* _Collection entries_
- - - - - - -

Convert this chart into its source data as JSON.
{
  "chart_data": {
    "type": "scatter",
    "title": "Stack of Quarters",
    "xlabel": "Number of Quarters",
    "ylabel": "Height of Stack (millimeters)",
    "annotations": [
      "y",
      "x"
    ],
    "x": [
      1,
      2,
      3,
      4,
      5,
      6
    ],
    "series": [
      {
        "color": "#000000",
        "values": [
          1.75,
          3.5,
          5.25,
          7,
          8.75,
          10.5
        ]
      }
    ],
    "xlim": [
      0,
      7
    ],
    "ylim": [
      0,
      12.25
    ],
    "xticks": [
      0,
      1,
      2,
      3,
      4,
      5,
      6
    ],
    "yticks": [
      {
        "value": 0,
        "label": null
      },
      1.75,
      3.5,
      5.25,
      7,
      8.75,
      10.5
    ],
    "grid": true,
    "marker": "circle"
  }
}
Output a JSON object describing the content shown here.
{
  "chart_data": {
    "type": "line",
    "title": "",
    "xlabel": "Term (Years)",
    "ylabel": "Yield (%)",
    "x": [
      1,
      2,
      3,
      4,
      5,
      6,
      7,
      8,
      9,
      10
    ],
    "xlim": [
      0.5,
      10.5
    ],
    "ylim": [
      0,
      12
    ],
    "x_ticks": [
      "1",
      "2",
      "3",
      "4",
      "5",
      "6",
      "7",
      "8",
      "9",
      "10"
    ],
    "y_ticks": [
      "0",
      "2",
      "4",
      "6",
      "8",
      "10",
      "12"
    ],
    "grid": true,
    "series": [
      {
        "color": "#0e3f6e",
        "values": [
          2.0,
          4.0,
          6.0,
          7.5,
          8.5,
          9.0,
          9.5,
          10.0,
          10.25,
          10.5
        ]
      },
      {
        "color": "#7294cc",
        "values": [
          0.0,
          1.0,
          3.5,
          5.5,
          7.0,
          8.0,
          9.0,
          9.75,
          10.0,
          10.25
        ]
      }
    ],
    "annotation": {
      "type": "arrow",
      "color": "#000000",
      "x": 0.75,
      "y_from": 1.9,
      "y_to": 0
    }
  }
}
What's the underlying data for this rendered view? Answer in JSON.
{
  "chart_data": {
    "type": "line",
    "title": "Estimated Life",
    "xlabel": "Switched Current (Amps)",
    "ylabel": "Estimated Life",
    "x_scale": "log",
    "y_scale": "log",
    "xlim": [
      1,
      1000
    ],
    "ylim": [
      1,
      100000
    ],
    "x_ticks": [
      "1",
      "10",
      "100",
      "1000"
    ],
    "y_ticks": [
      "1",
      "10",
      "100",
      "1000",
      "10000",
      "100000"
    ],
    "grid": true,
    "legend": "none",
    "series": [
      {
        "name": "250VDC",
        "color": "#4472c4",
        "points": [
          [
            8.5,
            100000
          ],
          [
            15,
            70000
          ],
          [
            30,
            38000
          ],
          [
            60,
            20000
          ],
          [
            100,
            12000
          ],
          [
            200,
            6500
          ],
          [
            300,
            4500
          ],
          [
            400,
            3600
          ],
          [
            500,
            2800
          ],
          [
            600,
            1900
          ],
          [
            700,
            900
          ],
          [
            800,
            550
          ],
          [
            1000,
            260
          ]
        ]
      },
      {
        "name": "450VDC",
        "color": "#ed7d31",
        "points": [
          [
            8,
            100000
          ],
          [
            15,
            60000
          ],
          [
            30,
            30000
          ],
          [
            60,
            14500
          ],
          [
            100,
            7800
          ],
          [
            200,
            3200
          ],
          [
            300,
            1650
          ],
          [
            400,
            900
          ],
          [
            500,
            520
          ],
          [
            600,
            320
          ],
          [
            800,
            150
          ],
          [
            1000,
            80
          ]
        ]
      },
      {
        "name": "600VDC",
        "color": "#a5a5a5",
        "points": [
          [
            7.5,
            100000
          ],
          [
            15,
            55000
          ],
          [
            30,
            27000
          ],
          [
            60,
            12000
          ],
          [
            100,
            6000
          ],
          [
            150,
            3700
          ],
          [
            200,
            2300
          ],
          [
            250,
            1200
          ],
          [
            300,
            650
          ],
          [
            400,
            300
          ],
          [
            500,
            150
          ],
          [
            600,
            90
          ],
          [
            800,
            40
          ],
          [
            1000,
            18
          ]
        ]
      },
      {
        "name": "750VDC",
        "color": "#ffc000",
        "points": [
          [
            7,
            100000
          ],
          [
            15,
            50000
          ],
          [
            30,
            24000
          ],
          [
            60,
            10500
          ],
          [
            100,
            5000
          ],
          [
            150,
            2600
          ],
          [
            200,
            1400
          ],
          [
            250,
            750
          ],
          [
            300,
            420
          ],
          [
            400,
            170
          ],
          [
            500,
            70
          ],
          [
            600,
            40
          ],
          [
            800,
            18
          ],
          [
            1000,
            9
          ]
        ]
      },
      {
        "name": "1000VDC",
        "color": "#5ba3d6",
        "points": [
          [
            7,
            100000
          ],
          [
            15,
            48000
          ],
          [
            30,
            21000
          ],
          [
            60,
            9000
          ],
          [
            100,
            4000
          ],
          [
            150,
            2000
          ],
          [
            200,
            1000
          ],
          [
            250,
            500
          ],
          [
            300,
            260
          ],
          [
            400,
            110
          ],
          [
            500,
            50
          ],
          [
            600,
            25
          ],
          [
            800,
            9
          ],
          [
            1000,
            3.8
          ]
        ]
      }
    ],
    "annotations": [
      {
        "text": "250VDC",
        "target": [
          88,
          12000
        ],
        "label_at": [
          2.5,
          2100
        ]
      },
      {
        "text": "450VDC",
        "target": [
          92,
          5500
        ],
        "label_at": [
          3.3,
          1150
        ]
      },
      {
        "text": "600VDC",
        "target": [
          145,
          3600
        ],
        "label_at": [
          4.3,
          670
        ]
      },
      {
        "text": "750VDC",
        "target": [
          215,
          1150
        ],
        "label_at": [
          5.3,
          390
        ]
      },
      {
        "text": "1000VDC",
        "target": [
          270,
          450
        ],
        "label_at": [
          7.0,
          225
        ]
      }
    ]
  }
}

- - - - - - -

Restate the records, all of them, precisely as written.

* _Exercise result_
Convert this chart into its source data as JSON.
{
  "chart_data": {
    "type": "scatter",
    "title": "Stack of Quarters",
    "xlabel": "Number of Quarters",
    "ylabel": "Height of Stack (millimeters)",
    "annotations": [
      "y",
      "x"
    ],
    "x": [
      1,
      2,
      3,
      4,
      5,
      6
    ],
    "series": [
      {
        "color": "#000000",
        "values": [
          1.75,
          3.5,
          5.25,
          7,
          8.75,
          10.5
        ]
      }
    ],
    "xlim": [
      0,
      7
    ],
    "ylim": [
      0,
      12.25
    ],
    "xticks": [
      0,
      1,
      2,
      3,
      4,
      5,
      6
    ],
    "yticks": [
      {
        "value": 0,
        "label": null
      },
      1.75,
      3.5,
      5.25,
      7,
      8.75,
      10.5
    ],
    "grid": true,
    "marker": "circle"
  }
}
Output a JSON object describing the content shown here.
{
  "chart_data": {
    "type": "line",
    "title": "",
    "xlabel": "Term (Years)",
    "ylabel": "Yield (%)",
    "x": [
      1,
      2,
      3,
      4,
      5,
      6,
      7,
      8,
      9,
      10
    ],
    "xlim": [
      0.5,
      10.5
    ],
    "ylim": [
      0,
      12
    ],
    "x_ticks": [
      "1",
      "2",
      "3",
      "4",
      "5",
      "6",
      "7",
      "8",
      "9",
      "10"
    ],
    "y_ticks": [
      "0",
      "2",
      "4",
      "6",
      "8",
      "10",
      "12"
    ],
    "grid": true,
    "series": [
      {
        "color": "#0e3f6e",
        "values": [
          2.0,
          4.0,
          6.0,
          7.5,
          8.5,
          9.0,
          9.5,
          10.0,
          10.25,
          10.5
        ]
      },
      {
        "color": "#7294cc",
        "values": [
          0.0,
          1.0,
          3.5,
          5.5,
          7.0,
          8.0,
          9.0,
          9.75,
          10.0,
          10.25
        ]
      }
    ],
    "annotation": {
      "type": "arrow",
      "color": "#000000",
      "x": 0.75,
      "y_from": 1.9,
      "y_to": 0
    }
  }
}
What's the underlying data for this rendered view? Answer in JSON.
{
  "chart_data": {
    "type": "line",
    "title": "Estimated Life",
    "xlabel": "Switched Current (Amps)",
    "ylabel": "Estimated Life",
    "x_scale": "log",
    "y_scale": "log",
    "xlim": [
      1,
      1000
    ],
    "ylim": [
      1,
      100000
    ],
    "x_ticks": [
      "1",
      "10",
      "100",
      "1000"
    ],
    "y_ticks": [
      "1",
      "10",
      "100",
      "1000",
      "10000",
      "100000"
    ],
    "grid": true,
    "legend": "none",
    "series": [
      {
        "name": "250VDC",
        "color": "#4472c4",
        "points": [
          [
            8.5,
            100000
          ],
          [
            15,
            70000
          ],
          [
            30,
            38000
          ],
          [
            60,
            20000
          ],
          [
            100,
            12000
          ],
          [
            200,
            6500
          ],
          [
            300,
            4500
          ],
          [
            400,
            3600
          ],
          [
            500,
            2800
          ],
          [
            600,
            1900
          ],
          [
            700,
            900
          ],
          [
            800,
            550
          ],
          [
            1000,
            260
          ]
        ]
      },
      {
        "name": "450VDC",
        "color": "#ed7d31",
        "points": [
          [
            8,
            100000
          ],
          [
            15,
            60000
          ],
          [
            30,
            30000
          ],
          [
            60,
            14500
          ],
          [
            100,
            7800
          ],
          [
            200,
            3200
          ],
          [
            300,
            1650
          ],
          [
            400,
            900
          ],
          [
            500,
            520
          ],
          [
            600,
            320
          ],
          [
            800,
            150
          ],
          [
            1000,
            80
          ]
        ]
      },
      {
        "name": "600VDC",
        "color": "#a5a5a5",
        "points": [
          [
            7.5,
            100000
          ],
          [
            15,
            55000
          ],
          [
            30,
            27000
          ],
          [
            60,
            12000
          ],
          [
            100,
            6000
          ],
          [
            150,
            3700
          ],
          [
            200,
            2300
          ],
          [
            250,
            1200
          ],
          [
            300,
            650
          ],
          [
            400,
            300
          ],
          [
            500,
            150
          ],
          [
            600,
            90
          ],
          [
            800,
            40
          ],
          [
            1000,
            18
          ]
        ]
      },
      {
        "name": "750VDC",
        "color": "#ffc000",
        "points": [
          [
            7,
            100000
          ],
          [
            15,
            50000
          ],
          [
            30,
            24000
          ],
          [
            60,
            10500
          ],
          [
            100,
            5000
          ],
          [
            150,
            2600
          ],
          [
            200,
            1400
          ],
          [
            250,
            750
          ],
          [
            300,
            420
          ],
          [
            400,
            170
          ],
          [
            500,
            70
          ],
          [
            600,
            40
          ],
          [
            800,
            18
          ],
          [
            1000,
            9
          ]
        ]
      },
      {
        "name": "1000VDC",
        "color": "#5ba3d6",
        "points": [
          [
            7,
            100000
          ],
          [
            15,
            48000
          ],
          [
            30,
            21000
          ],
          [
            60,
            9000
          ],
          [
            100,
            4000
          ],
          [
            150,
            2000
          ],
          [
            200,
            1000
          ],
          [
            250,
            500
          ],
          [
            300,
            260
          ],
          [
            400,
            110
          ],
          [
            500,
            50
          ],
          [
            600,
            25
          ],
          [
            800,
            9
          ],
          [
            1000,
            3.8
          ]
        ]
      }
    ],
    "annotations": [
      {
        "text": "250VDC",
        "target": [
          88,
          12000
        ],
        "label_at": [
          2.5,
          2100
        ]
      },
      {
        "text": "450VDC",
        "target": [
          92,
          5500
        ],
        "label_at": [
          3.3,
          1150
        ]
      },
      {
        "text": "600VDC",
        "target": [
          145,
          3600
        ],
        "label_at": [
          4.3,
          670
        ]
      },
      {
        "text": "750VDC",
        "target": [
          215,
          1150
        ],
        "label_at": [
          5.3,
          390
        ]
      },
      {
        "text": "1000VDC",
        "target": [
          270,
          450
        ],
        "label_at": [
          7.0,
          225
        ]
      }
    ]
  }
}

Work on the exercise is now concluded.